Work to do:
Gather all lines in the records below that include the word "color".
'''
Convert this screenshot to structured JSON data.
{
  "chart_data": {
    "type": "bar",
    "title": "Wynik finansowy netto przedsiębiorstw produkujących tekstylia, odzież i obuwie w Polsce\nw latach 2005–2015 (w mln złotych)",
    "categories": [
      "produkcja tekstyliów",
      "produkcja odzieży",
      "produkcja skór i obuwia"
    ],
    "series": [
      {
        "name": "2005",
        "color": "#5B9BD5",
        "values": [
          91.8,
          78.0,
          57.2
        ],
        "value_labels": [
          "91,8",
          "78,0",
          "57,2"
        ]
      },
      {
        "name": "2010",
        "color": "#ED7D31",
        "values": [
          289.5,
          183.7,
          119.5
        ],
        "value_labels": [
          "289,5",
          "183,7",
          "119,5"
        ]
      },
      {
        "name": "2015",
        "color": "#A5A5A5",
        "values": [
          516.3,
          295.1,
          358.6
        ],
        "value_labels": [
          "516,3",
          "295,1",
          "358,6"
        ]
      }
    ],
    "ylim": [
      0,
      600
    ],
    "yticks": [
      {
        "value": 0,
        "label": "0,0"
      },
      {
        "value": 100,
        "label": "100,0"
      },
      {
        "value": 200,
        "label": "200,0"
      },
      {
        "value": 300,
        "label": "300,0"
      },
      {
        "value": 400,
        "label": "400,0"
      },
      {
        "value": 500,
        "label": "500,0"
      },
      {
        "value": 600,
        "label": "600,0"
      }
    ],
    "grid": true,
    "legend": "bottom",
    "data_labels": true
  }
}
'''
Written answer:
        "color": "#5B9BD5",
        "color": "#ED7D31",
        "color": "#A5A5A5",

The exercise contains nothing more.